* DATA FOR PROCESSING *

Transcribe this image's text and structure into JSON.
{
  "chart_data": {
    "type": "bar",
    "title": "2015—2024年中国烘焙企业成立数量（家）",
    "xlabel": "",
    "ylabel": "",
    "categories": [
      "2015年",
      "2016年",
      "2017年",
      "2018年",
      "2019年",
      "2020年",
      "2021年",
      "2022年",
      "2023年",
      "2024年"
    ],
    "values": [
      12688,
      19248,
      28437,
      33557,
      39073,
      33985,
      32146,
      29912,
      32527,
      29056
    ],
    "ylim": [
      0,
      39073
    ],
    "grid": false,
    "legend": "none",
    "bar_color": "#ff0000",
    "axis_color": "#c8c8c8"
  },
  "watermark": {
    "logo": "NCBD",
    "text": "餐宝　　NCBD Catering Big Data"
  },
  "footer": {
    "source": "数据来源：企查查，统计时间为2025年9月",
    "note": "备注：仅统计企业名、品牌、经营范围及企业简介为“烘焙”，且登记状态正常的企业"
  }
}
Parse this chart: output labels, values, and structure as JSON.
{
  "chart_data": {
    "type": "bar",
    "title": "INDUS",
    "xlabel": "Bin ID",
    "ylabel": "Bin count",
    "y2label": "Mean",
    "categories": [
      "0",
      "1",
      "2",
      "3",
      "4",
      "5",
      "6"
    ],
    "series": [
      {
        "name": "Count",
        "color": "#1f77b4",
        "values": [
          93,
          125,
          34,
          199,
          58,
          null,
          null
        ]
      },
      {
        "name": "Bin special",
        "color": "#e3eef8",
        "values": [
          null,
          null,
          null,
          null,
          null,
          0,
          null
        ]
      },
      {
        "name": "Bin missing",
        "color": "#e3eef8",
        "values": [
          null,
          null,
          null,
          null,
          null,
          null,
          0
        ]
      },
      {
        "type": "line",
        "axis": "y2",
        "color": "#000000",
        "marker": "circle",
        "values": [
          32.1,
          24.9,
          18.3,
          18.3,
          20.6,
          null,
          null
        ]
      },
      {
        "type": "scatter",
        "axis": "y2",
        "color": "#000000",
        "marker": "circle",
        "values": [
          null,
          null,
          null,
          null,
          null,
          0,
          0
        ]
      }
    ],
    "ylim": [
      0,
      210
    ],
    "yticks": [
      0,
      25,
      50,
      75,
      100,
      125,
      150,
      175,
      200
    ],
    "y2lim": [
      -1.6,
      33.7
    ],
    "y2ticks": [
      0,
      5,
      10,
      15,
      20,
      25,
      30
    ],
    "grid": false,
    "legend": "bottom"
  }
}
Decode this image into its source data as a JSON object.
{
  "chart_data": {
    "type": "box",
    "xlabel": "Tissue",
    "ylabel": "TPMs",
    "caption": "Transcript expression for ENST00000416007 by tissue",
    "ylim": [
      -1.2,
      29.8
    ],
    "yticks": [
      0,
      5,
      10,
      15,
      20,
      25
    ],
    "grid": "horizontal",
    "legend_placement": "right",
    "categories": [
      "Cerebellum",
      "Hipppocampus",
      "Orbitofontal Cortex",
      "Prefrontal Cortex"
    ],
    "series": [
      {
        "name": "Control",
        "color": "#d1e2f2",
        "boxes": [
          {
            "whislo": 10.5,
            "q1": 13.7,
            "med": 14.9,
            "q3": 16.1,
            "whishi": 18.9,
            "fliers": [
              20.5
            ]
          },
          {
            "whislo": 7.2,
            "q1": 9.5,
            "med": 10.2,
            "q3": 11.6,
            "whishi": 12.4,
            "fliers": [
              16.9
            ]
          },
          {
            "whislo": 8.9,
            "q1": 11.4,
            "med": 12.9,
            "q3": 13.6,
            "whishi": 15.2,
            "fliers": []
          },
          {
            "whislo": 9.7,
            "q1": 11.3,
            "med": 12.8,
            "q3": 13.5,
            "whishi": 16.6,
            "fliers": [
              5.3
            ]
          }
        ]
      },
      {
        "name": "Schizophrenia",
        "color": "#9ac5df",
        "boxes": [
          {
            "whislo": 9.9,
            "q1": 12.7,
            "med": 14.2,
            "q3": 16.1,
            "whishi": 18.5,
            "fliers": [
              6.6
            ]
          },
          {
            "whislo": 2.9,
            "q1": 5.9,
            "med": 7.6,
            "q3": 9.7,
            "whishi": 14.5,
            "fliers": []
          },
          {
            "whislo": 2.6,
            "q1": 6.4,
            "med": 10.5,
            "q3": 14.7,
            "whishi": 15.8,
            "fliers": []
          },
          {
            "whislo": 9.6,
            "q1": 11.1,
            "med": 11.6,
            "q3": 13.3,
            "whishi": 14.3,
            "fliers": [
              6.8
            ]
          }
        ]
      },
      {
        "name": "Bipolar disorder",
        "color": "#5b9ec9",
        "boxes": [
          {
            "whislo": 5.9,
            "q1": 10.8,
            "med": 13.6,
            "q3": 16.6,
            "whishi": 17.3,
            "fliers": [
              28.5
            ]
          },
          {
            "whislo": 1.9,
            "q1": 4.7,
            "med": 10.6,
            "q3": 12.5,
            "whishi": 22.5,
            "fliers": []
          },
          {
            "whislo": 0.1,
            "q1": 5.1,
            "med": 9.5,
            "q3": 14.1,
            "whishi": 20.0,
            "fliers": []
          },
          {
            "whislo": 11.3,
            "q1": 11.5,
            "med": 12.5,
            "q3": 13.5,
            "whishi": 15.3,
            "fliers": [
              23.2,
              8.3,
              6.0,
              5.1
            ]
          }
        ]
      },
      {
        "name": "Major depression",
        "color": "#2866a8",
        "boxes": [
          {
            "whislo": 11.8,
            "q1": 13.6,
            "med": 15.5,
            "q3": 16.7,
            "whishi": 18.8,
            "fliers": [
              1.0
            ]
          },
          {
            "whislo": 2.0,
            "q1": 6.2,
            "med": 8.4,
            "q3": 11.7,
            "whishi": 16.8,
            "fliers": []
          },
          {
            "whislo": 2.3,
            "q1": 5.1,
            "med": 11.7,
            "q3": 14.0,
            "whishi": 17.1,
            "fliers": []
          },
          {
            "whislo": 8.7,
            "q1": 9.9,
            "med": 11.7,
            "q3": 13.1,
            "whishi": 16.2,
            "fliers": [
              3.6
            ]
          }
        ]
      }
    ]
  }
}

* PROBLEM DETAILS *
Restate every entry word for word.

* WRITTEN RESPONSE *
Transcribe this image's text and structure into JSON.
{
  "chart_data": {
    "type": "bar",
    "title": "2015—2024年中国烘焙企业成立数量（家）",
    "xlabel": "",
    "ylabel": "",
    "categories": [
      "2015年",
      "2016年",
      "2017年",
      "2018年",
      "2019年",
      "2020年",
      "2021年",
      "2022年",
      "2023年",
      "2024年"
    ],
    "values": [
      12688,
      19248,
      28437,
      33557,
      39073,
      33985,
      32146,
      29912,
      32527,
      29056
    ],
    "ylim": [
      0,
      39073
    ],
    "grid": false,
    "legend": "none",
    "bar_color": "#ff0000",
    "axis_color": "#c8c8c8"
  },
  "watermark": {
    "logo": "NCBD",
    "text": "餐宝　　NCBD Catering Big Data"
  },
  "footer": {
    "source": "数据来源：企查查，统计时间为2025年9月",
    "note": "备注：仅统计企业名、品牌、经营范围及企业简介为“烘焙”，且登记状态正常的企业"
  }
}
Parse this chart: output labels, values, and structure as JSON.
{
  "chart_data": {
    "type": "bar",
    "title": "INDUS",
    "xlabel": "Bin ID",
    "ylabel": "Bin count",
    "y2label": "Mean",
    "categories": [
      "0",
      "1",
      "2",
      "3",
      "4",
      "5",
      "6"
    ],
    "series": [
      {
        "name": "Count",
        "color": "#1f77b4",
        "values": [
          93,
          125,
          34,
          199,
          58,
          null,
          null
        ]
      },
      {
        "name": "Bin special",
        "color": "#e3eef8",
        "values": [
          null,
          null,
          null,
          null,
          null,
          0,
          null
        ]
      },
      {
        "name": "Bin missing",
        "color": "#e3eef8",
        "values": [
          null,
          null,
          null,
          null,
          null,
          null,
          0
        ]
      },
      {
        "type": "line",
        "axis": "y2",
        "color": "#000000",
        "marker": "circle",
        "values": [
          32.1,
          24.9,
          18.3,
          18.3,
          20.6,
          null,
          null
        ]
      },
      {
        "type": "scatter",
        "axis": "y2",
        "color": "#000000",
        "marker": "circle",
        "values": [
          null,
          null,
          null,
          null,
          null,
          0,
          0
        ]
      }
    ],
    "ylim": [
      0,
      210
    ],
    "yticks": [
      0,
      25,
      50,
      75,
      100,
      125,
      150,
      175,
      200
    ],
    "y2lim": [
      -1.6,
      33.7
    ],
    "y2ticks": [
      0,
      5,
      10,
      15,
      20,
      25,
      30
    ],
    "grid": false,
    "legend": "bottom"
  }
}
Decode this image into its source data as a JSON object.
{
  "chart_data": {
    "type": "box",
    "xlabel": "Tissue",
    "ylabel": "TPMs",
    "caption": "Transcript expression for ENST00000416007 by tissue",
    "ylim": [
      -1.2,
      29.8
    ],
    "yticks": [
      0,
      5,
      10,
      15,
      20,
      25
    ],
    "grid": "horizontal",
    "legend_placement": "right",
    "categories": [
      "Cerebellum",
      "Hipppocampus",
      "Orbitofontal Cortex",
      "Prefrontal Cortex"
    ],
    "series": [
      {
        "name": "Control",
        "color": "#d1e2f2",
        "boxes": [
          {
            "whislo": 10.5,
            "q1": 13.7,
            "med": 14.9,
            "q3": 16.1,
            "whishi": 18.9,
            "fliers": [
              20.5
            ]
          },
          {
            "whislo": 7.2,
            "q1": 9.5,
            "med": 10.2,
            "q3": 11.6,
            "whishi": 12.4,
            "fliers": [
              16.9
            ]
          },
          {
            "whislo": 8.9,
            "q1": 11.4,
            "med": 12.9,
            "q3": 13.6,
            "whishi": 15.2,
            "fliers": []
          },
          {
            "whislo": 9.7,
            "q1": 11.3,
            "med": 12.8,
            "q3": 13.5,
            "whishi": 16.6,
            "fliers": [
              5.3
            ]
          }
        ]
      },
      {
        "name": "Schizophrenia",
        "color": "#9ac5df",
        "boxes": [
          {
            "whislo": 9.9,
            "q1": 12.7,
            "med": 14.2,
            "q3": 16.1,
            "whishi": 18.5,
            "fliers": [
              6.6
            ]
          },
          {
            "whislo": 2.9,
            "q1": 5.9,
            "med": 7.6,
            "q3": 9.7,
            "whishi": 14.5,
            "fliers": []
          },
          {
            "whislo": 2.6,
            "q1": 6.4,
            "med": 10.5,
            "q3": 14.7,
            "whishi": 15.8,
            "fliers": []
          },
          {
            "whislo": 9.6,
            "q1": 11.1,
            "med": 11.6,
            "q3": 13.3,
            "whishi": 14.3,
            "fliers": [
              6.8
            ]
          }
        ]
      },
      {
        "name": "Bipolar disorder",
        "color": "#5b9ec9",
        "boxes": [
          {
            "whislo": 5.9,
            "q1": 10.8,
            "med": 13.6,
            "q3": 16.6,
            "whishi": 17.3,
            "fliers": [
              28.5
            ]
          },
          {
            "whislo": 1.9,
            "q1": 4.7,
            "med": 10.6,
            "q3": 12.5,
            "whishi": 22.5,
            "fliers": []
          },
          {
            "whislo": 0.1,
            "q1": 5.1,
            "med": 9.5,
            "q3": 14.1,
            "whishi": 20.0,
            "fliers": []
          },
          {
            "whislo": 11.3,
            "q1": 11.5,
            "med": 12.5,
            "q3": 13.5,
            "whishi": 15.3,
            "fliers": [
              23.2,
              8.3,
              6.0,
              5.1
            ]
          }
        ]
      },
      {
        "name": "Major depression",
        "color": "#2866a8",
        "boxes": [
          {
            "whislo": 11.8,
            "q1": 13.6,
            "med": 15.5,
            "q3": 16.7,
            "whishi": 18.8,
            "fliers": [
              1.0
            ]
          },
          {
            "whislo": 2.0,
            "q1": 6.2,
            "med": 8.4,
            "q3": 11.7,
            "whishi": 16.8,
            "fliers": []
          },
          {
            "whislo": 2.3,
            "q1": 5.1,
            "med": 11.7,
            "q3": 14.0,
            "whishi": 17.1,
            "fliers": []
          },
          {
            "whislo": 8.7,
            "q1": 9.9,
            "med": 11.7,
            "q3": 13.1,
            "whishi": 16.2,
            "fliers": [
              3.6
            ]
          }
        ]
      }
    ]
  }
}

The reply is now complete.